▼▼▼
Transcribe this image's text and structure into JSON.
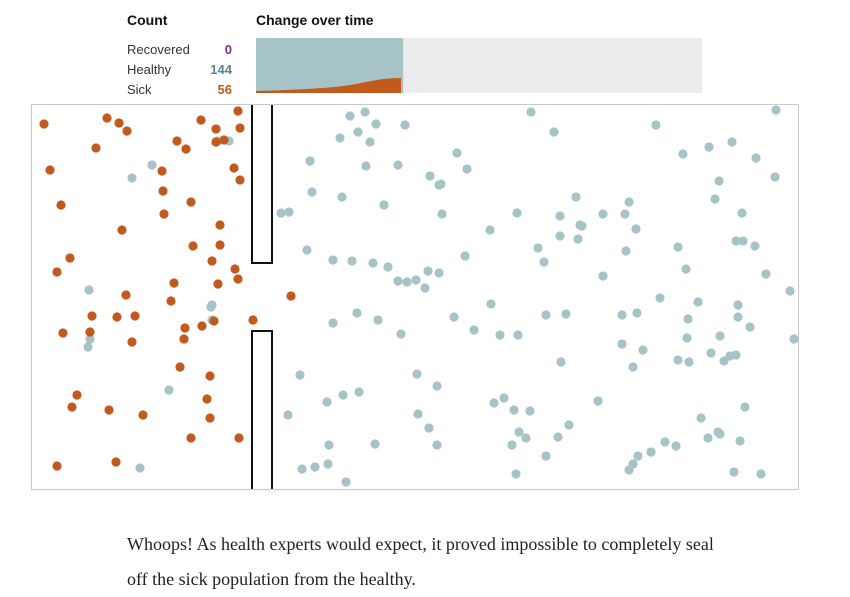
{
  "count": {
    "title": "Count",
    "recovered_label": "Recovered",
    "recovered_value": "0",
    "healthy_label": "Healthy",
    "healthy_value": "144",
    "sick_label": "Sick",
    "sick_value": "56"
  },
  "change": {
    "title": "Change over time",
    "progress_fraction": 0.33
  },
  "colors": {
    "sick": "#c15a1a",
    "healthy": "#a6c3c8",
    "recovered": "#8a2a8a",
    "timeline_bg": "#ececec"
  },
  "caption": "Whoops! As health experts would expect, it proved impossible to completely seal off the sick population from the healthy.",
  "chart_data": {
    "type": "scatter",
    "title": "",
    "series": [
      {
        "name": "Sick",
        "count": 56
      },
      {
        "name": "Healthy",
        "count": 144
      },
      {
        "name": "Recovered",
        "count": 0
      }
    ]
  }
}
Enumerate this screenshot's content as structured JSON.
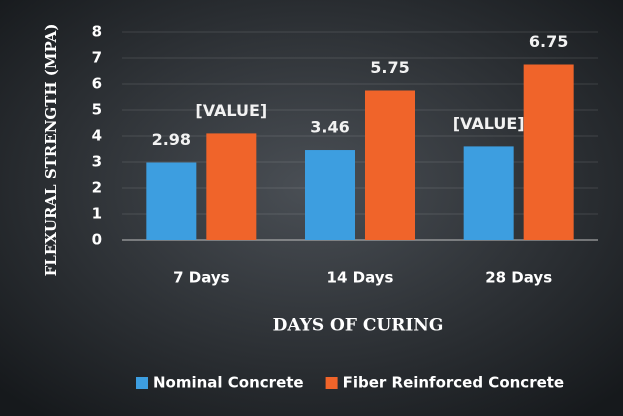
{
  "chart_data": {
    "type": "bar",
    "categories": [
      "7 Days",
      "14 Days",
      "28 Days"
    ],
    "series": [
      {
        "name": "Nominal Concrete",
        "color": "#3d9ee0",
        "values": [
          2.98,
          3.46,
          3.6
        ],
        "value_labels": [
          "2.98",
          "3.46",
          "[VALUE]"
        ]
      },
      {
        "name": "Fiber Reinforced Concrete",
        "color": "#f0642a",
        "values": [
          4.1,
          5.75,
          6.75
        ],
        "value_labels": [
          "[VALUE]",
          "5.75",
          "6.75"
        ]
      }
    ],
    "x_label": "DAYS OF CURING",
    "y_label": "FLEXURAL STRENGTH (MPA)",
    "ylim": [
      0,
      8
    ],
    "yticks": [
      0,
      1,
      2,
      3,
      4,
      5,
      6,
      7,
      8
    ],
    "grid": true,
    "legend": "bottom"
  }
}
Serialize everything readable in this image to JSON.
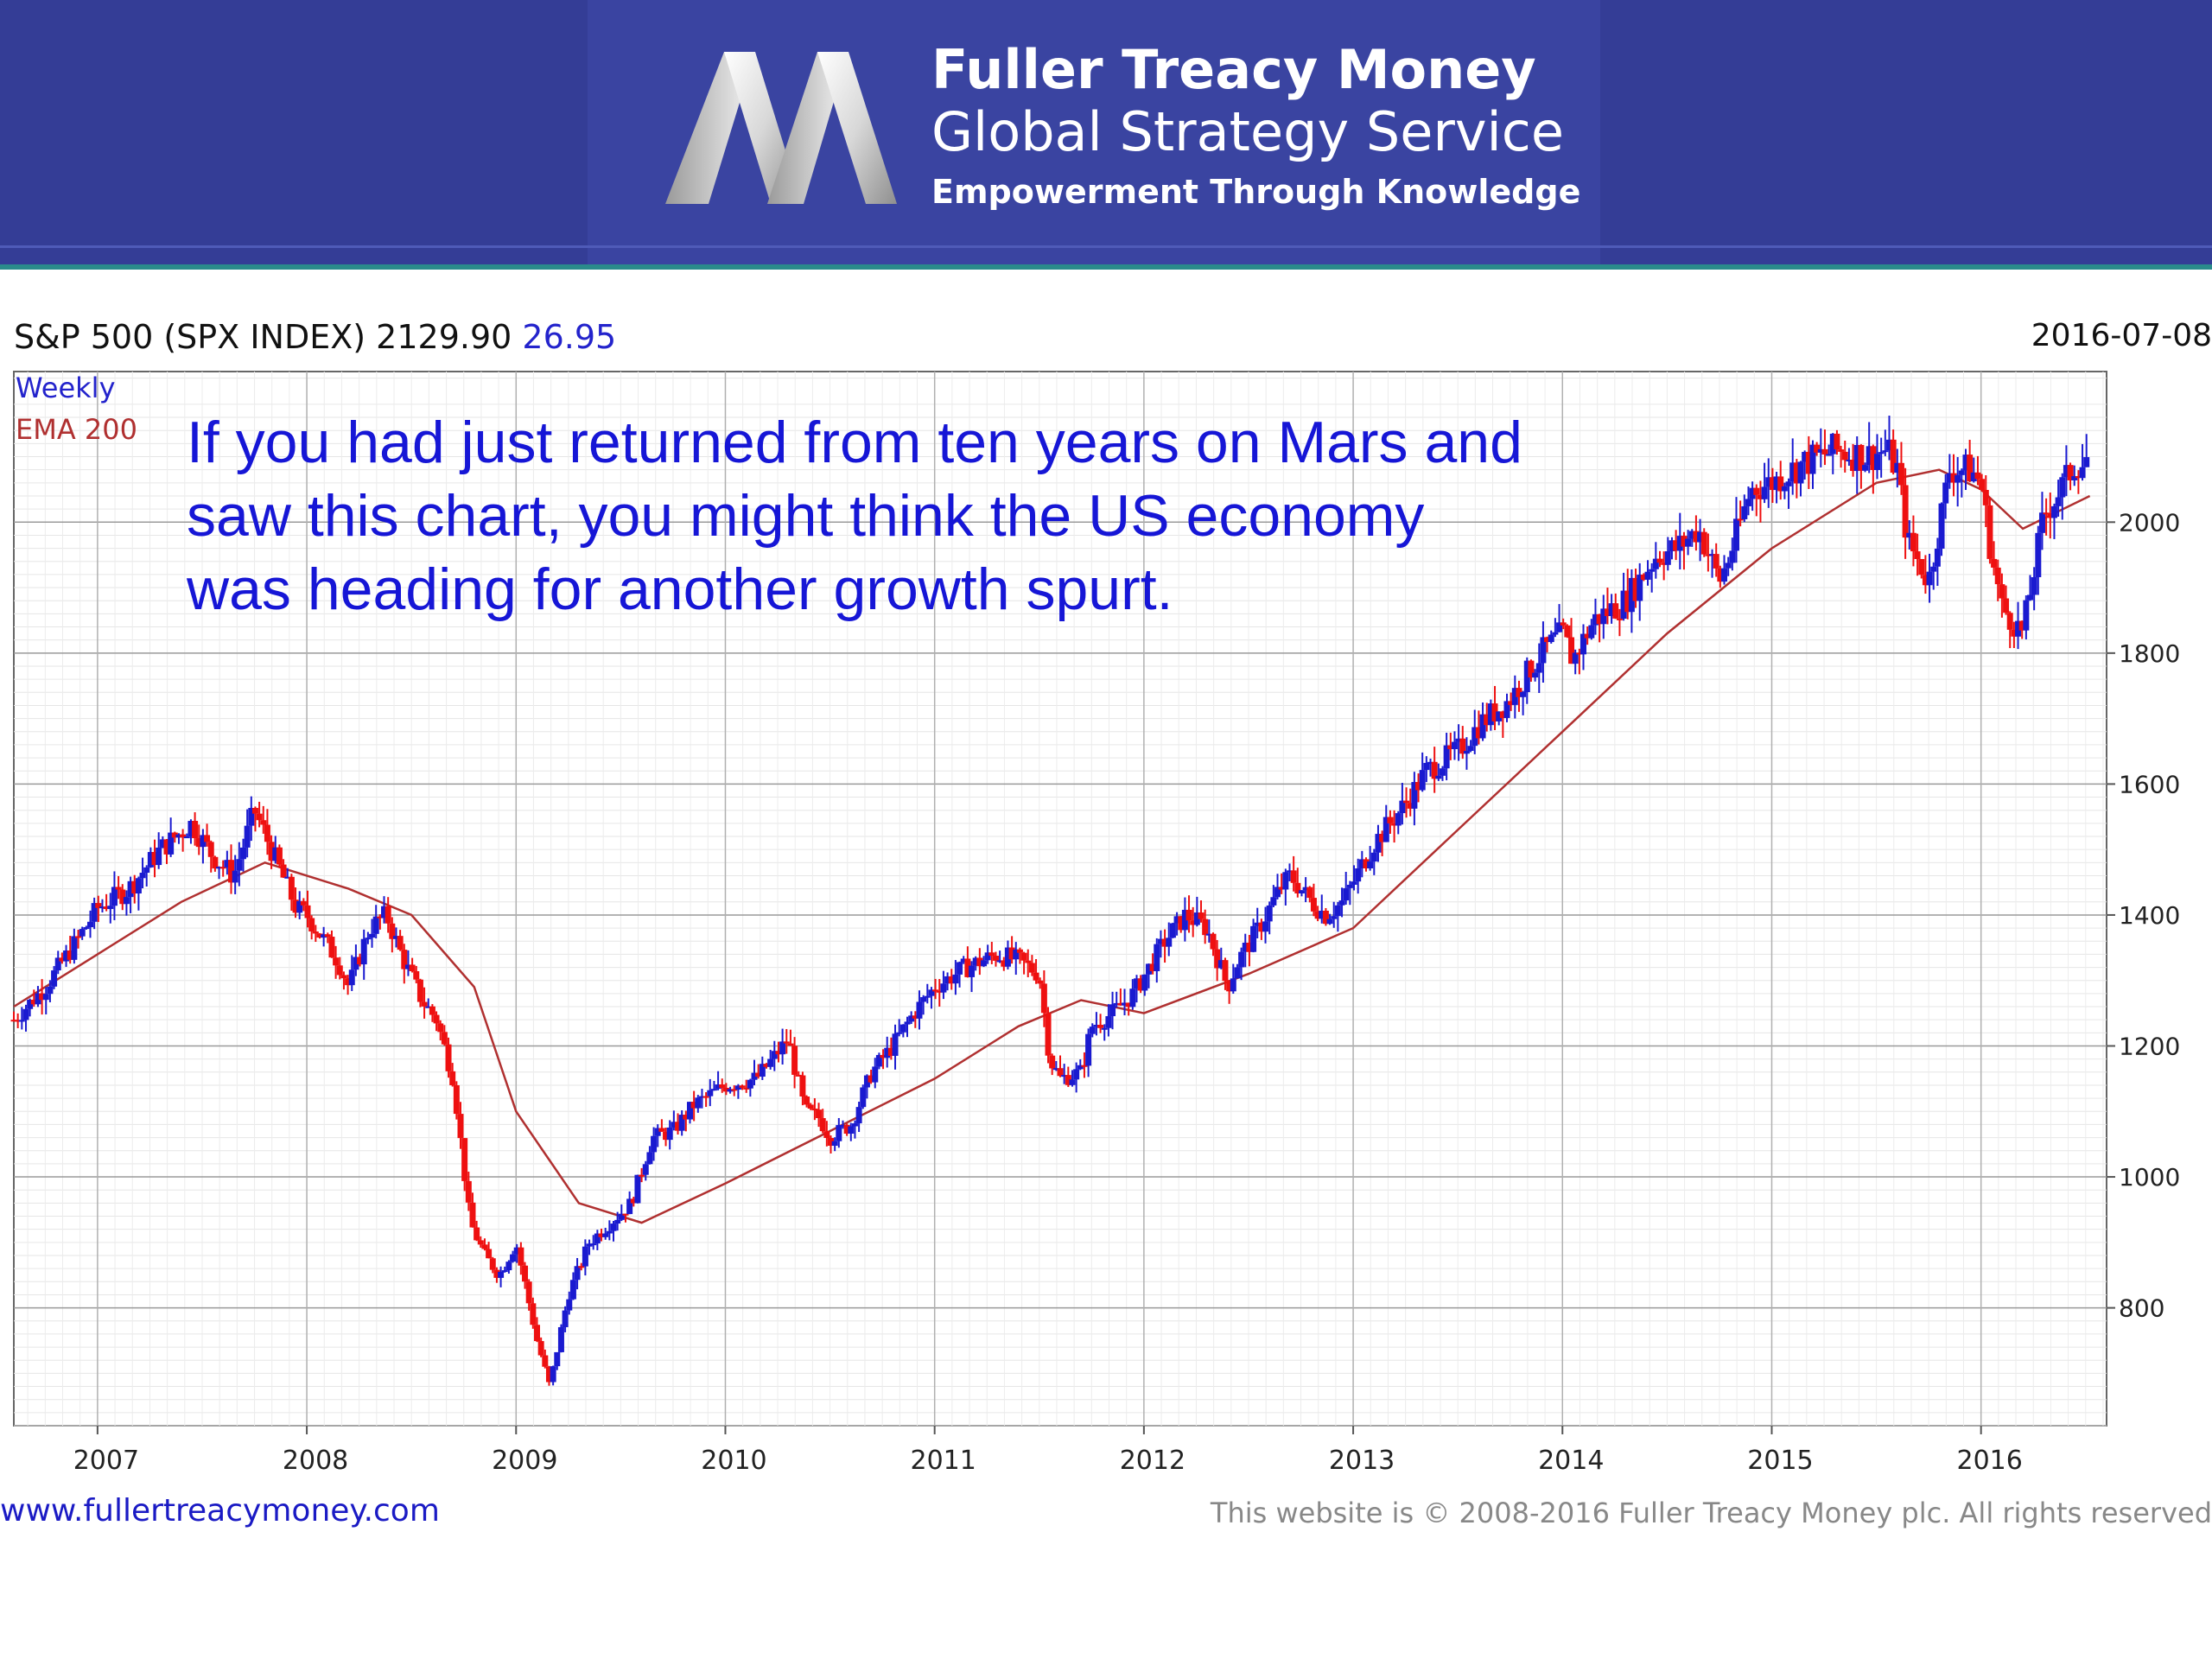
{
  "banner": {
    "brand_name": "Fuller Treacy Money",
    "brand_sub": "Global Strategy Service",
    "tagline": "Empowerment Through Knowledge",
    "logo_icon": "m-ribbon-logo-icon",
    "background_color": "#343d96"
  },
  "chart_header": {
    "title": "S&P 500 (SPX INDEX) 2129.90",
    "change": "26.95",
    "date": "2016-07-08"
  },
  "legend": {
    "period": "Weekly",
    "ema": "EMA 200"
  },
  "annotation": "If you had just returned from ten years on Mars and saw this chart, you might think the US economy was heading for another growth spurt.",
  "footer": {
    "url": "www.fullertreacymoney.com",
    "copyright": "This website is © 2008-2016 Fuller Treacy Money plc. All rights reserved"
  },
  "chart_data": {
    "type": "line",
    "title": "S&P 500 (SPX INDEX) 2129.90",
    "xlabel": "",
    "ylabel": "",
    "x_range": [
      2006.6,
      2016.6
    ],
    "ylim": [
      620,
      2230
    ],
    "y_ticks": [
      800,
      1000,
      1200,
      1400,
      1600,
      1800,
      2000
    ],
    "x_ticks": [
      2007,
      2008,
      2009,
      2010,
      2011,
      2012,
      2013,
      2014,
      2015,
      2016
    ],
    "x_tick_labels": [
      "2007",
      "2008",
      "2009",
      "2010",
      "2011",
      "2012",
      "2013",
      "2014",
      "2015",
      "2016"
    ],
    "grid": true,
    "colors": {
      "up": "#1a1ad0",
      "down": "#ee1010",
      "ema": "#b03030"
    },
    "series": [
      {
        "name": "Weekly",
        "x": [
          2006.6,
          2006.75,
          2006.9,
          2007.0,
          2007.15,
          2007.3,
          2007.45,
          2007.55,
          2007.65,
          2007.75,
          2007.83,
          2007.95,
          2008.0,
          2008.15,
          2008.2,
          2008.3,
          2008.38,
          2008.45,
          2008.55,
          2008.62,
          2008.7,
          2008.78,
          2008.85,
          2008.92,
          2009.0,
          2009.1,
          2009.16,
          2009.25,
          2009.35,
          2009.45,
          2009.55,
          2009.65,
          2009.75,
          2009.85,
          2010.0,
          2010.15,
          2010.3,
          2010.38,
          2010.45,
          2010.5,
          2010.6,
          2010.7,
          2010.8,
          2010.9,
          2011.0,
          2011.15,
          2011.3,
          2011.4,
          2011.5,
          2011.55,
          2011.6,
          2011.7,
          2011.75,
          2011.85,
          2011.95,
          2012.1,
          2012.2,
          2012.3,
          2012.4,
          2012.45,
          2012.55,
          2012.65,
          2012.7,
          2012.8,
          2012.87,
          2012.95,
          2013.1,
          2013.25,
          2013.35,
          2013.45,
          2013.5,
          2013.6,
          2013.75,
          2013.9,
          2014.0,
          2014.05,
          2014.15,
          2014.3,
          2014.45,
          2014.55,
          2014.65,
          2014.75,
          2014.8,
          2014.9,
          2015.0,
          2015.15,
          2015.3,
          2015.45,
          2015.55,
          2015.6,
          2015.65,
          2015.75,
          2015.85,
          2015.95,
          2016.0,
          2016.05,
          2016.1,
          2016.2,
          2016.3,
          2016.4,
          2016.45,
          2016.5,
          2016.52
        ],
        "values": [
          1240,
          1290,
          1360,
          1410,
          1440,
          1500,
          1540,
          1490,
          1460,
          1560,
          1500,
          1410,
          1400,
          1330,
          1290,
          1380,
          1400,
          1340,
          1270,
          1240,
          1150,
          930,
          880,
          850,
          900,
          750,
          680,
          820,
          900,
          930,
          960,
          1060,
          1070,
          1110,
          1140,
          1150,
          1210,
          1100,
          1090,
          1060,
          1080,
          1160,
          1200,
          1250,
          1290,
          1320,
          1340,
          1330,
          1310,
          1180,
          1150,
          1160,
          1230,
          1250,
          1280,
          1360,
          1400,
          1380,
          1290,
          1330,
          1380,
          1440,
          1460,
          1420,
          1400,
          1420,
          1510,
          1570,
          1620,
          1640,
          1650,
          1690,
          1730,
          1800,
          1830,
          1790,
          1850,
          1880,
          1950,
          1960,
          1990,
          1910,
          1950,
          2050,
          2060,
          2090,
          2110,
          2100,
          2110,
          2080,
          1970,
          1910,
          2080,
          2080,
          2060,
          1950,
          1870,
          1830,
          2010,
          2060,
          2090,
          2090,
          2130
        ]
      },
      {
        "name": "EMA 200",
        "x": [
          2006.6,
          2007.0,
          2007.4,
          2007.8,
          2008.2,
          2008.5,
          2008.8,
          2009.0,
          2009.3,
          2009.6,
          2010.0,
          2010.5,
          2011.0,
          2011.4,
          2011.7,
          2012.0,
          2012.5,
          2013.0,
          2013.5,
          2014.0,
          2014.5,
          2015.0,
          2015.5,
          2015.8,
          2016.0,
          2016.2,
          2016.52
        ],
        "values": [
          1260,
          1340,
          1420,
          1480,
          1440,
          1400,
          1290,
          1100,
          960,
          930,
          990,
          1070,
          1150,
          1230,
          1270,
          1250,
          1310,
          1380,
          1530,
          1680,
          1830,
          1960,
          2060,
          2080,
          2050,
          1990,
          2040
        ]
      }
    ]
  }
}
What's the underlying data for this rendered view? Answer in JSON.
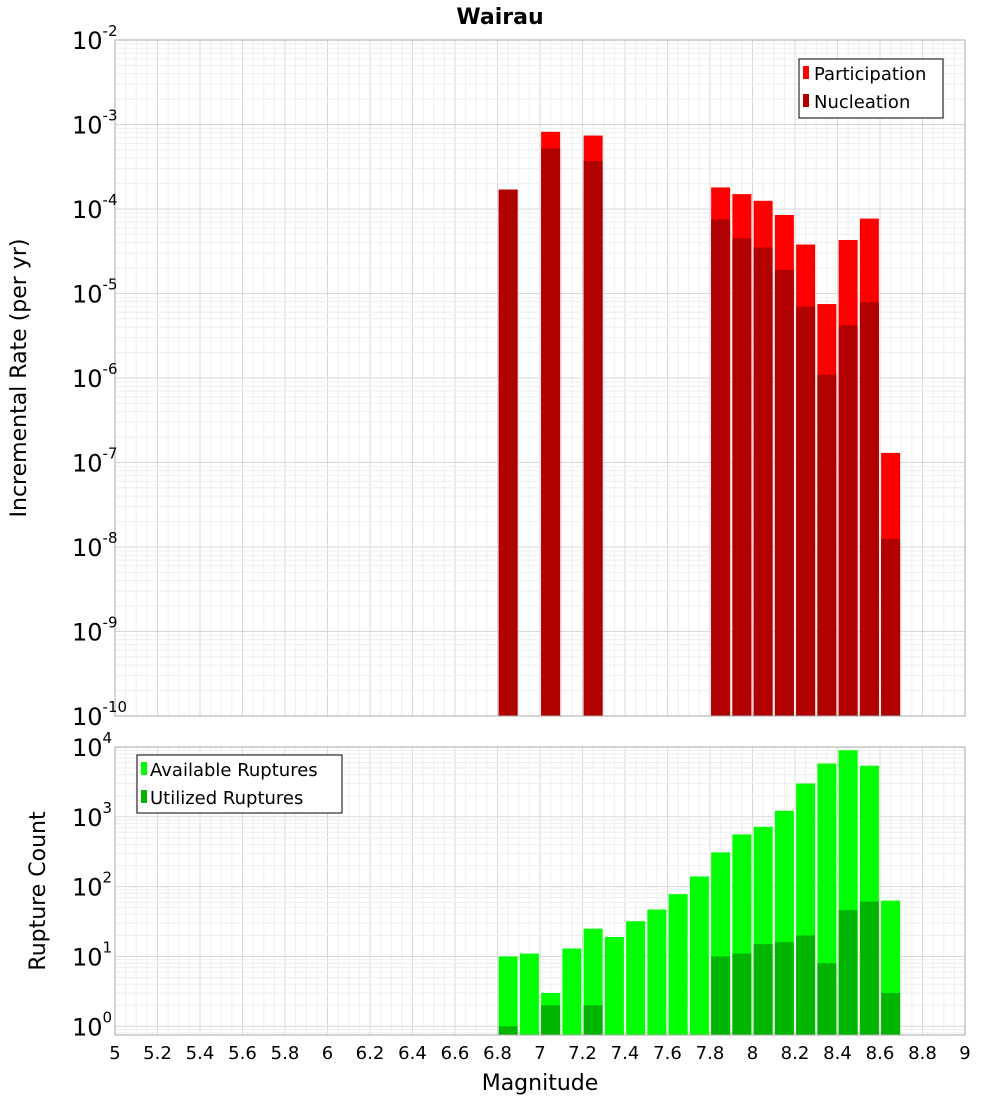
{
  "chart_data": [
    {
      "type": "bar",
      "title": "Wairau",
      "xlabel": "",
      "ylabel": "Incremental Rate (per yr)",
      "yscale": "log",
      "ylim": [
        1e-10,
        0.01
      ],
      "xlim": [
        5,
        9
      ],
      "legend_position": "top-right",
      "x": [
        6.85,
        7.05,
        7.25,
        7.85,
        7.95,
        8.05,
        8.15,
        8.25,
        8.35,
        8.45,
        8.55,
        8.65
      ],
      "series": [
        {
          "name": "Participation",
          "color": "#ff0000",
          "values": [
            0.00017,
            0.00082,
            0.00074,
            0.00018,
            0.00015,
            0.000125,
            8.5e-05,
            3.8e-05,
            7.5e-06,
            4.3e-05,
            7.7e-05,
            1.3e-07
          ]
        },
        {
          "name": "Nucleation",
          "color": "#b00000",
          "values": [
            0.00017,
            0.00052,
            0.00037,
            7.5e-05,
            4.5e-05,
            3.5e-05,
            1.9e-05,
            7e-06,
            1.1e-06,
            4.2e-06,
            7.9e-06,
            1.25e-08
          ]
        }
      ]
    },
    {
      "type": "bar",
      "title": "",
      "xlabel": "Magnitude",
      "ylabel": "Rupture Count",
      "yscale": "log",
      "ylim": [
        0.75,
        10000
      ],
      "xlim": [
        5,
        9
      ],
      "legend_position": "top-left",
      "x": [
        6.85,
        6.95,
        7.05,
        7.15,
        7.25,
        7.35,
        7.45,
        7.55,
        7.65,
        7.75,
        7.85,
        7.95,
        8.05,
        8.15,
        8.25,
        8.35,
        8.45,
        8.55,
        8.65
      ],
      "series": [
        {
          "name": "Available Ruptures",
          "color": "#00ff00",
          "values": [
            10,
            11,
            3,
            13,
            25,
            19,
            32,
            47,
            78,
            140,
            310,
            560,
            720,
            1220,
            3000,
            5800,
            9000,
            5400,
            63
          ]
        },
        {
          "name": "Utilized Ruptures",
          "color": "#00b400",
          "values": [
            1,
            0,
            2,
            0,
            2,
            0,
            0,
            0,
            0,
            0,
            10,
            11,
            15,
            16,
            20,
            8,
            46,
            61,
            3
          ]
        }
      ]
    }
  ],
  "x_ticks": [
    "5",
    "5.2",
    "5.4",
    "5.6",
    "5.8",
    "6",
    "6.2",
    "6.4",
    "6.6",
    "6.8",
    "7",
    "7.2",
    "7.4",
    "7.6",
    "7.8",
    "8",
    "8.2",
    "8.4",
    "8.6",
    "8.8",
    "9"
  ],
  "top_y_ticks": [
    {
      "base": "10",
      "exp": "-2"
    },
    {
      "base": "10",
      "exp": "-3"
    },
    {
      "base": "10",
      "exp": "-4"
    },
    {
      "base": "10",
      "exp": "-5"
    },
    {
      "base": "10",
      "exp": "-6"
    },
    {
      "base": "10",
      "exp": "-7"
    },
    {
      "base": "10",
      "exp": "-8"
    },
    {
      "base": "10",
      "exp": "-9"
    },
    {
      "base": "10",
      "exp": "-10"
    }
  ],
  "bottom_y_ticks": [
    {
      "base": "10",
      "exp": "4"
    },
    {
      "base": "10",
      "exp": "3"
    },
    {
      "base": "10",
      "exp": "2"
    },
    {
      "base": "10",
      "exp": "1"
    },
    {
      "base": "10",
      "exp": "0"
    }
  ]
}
▲▲▲
Take every line from the data that contains the word "title".

    "title": "Count",
    "title": "Change over time",
    "title": "",
    "title": "S&P 500 (SPX INDEX) 2129.90",
    "title": "S&P 500 (SPX INDEX) 2129.90",
      "title": "Wairau",
      "title": "",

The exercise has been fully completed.